Format the data below as a JSON list of strings, one string per line with blank lines skipped, covering only the lines from the one containing "y-tick-label: 90% — [72, 228, 104, 248]" up to and including the one containing "point — [772, 294, 788, 309]".

▶ _ENTRIES SUPPLIED_:
......

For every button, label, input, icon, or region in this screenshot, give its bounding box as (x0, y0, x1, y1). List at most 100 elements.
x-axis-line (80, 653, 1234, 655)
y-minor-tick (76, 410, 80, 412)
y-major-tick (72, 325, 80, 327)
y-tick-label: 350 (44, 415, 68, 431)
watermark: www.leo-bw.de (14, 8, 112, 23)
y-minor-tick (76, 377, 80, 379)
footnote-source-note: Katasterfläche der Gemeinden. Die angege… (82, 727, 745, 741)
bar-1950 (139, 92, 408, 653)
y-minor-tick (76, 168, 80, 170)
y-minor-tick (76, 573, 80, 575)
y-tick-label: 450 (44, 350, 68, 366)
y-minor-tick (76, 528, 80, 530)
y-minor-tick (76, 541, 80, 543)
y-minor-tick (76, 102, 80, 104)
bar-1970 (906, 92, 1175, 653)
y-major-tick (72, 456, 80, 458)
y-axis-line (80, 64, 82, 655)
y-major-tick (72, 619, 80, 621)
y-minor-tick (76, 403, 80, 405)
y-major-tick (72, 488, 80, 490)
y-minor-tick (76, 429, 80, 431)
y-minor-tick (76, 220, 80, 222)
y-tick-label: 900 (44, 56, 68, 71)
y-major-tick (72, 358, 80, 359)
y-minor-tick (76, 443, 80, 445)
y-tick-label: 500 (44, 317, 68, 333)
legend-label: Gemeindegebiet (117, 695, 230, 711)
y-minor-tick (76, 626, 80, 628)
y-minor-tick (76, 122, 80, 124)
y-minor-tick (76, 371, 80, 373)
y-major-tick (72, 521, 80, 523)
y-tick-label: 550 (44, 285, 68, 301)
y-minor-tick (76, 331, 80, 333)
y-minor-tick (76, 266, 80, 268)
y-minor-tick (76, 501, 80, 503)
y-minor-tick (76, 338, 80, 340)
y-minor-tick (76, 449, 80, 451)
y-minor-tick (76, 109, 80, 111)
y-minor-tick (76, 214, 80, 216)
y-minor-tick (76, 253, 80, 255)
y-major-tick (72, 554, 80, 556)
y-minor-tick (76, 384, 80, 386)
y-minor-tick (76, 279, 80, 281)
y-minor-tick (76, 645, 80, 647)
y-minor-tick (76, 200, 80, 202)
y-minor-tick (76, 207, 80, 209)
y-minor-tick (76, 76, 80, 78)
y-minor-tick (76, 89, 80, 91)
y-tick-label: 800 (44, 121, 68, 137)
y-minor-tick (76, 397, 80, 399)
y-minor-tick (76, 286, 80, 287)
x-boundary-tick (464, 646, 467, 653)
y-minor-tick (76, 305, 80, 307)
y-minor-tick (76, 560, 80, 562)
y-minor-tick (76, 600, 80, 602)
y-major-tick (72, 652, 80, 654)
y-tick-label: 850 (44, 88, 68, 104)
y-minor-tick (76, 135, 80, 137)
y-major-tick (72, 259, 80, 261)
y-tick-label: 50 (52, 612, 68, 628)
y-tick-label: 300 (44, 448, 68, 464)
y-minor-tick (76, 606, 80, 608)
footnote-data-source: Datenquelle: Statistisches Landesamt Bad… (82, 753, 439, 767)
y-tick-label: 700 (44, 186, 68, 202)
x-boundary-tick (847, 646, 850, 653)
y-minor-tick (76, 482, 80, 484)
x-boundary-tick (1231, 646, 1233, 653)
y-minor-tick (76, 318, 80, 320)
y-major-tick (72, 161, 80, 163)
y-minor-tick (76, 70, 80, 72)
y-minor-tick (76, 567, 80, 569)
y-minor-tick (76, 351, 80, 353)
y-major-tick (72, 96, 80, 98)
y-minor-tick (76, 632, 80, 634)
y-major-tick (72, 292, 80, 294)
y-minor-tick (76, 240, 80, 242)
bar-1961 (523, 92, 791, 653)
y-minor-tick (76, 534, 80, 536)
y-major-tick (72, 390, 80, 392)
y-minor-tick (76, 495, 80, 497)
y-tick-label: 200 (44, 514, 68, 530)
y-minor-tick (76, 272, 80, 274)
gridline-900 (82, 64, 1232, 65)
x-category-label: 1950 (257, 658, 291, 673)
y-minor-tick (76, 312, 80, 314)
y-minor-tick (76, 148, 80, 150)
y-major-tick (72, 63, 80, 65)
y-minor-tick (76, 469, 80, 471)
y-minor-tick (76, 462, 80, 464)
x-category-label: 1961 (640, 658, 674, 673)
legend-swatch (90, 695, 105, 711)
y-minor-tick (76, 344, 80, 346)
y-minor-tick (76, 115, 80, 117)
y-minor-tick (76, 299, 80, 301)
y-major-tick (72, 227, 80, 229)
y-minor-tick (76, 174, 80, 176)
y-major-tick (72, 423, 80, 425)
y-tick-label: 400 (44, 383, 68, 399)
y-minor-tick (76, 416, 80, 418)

......

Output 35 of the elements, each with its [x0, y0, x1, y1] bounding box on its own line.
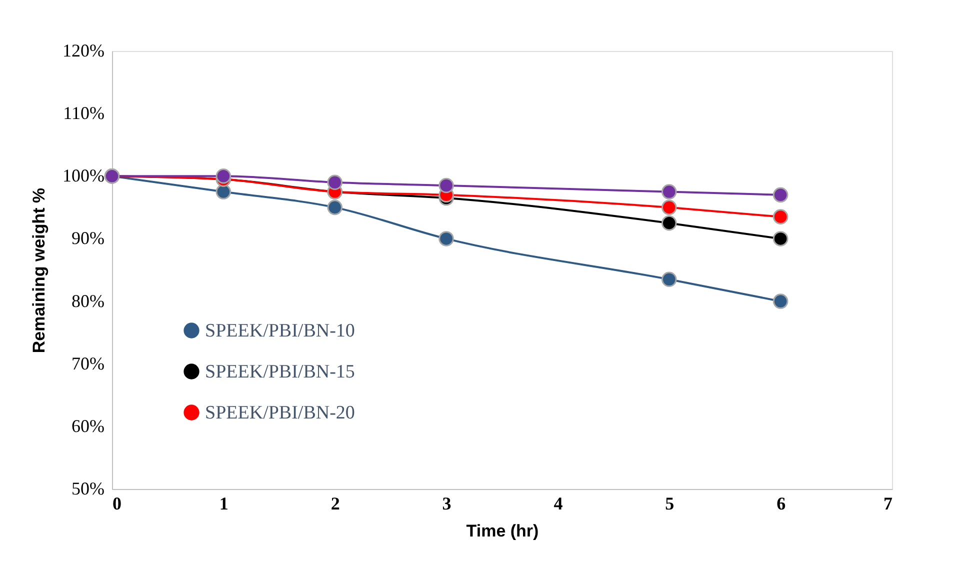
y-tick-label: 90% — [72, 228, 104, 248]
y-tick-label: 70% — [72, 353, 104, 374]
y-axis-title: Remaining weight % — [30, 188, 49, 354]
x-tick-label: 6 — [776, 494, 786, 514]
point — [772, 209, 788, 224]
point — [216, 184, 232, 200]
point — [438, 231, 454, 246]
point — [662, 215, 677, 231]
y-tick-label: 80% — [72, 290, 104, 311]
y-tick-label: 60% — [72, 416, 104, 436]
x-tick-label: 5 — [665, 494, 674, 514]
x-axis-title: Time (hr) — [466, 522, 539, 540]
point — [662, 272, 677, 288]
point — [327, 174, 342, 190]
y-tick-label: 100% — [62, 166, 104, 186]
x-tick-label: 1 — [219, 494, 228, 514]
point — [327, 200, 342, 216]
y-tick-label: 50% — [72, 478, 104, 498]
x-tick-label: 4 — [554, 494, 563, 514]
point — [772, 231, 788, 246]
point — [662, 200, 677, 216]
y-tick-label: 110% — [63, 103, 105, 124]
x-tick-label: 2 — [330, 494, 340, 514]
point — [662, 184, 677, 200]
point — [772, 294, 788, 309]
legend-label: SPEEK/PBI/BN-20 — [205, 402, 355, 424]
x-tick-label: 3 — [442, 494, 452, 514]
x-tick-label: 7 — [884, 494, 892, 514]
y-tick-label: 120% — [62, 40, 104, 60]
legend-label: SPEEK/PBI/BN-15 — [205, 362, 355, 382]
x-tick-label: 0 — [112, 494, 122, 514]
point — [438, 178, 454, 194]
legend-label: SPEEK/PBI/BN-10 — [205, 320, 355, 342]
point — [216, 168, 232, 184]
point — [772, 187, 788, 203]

......

▶ _RESPONSE_:
[
  "y-tick-label: 90% — [72, 228, 104, 248]",
  "y-tick-label: 70% — [72, 353, 104, 374]",
  "y-axis-title: Remaining weight % — [30, 188, 49, 354]",
  "x-tick-label: 6 — [776, 494, 786, 514]",
  "point — [772, 209, 788, 224]",
  "point — [216, 184, 232, 200]",
  "point — [438, 231, 454, 246]",
  "point — [662, 215, 677, 231]",
  "y-tick-label: 80% — [72, 290, 104, 311]",
  "y-tick-label: 60% — [72, 416, 104, 436]",
  "x-tick-label: 5 — [665, 494, 674, 514]",
  "x-axis-title: Time (hr) — [466, 522, 539, 540]",
  "point — [662, 272, 677, 288]",
  "point — [327, 174, 342, 190]",
  "y-tick-label: 100% — [62, 166, 104, 186]",
  "x-tick-label: 1 — [219, 494, 228, 514]",
  "point — [327, 200, 342, 216]",
  "y-tick-label: 50% — [72, 478, 104, 498]",
  "x-tick-label: 4 — [554, 494, 563, 514]",
  "point — [772, 231, 788, 246]",
  "point — [662, 200, 677, 216]",
  "y-tick-label: 110% — [63, 103, 105, 124]",
  "x-tick-label: 2 — [330, 494, 340, 514]",
  "point — [662, 184, 677, 200]",
  "point — [772, 294, 788, 309]"
]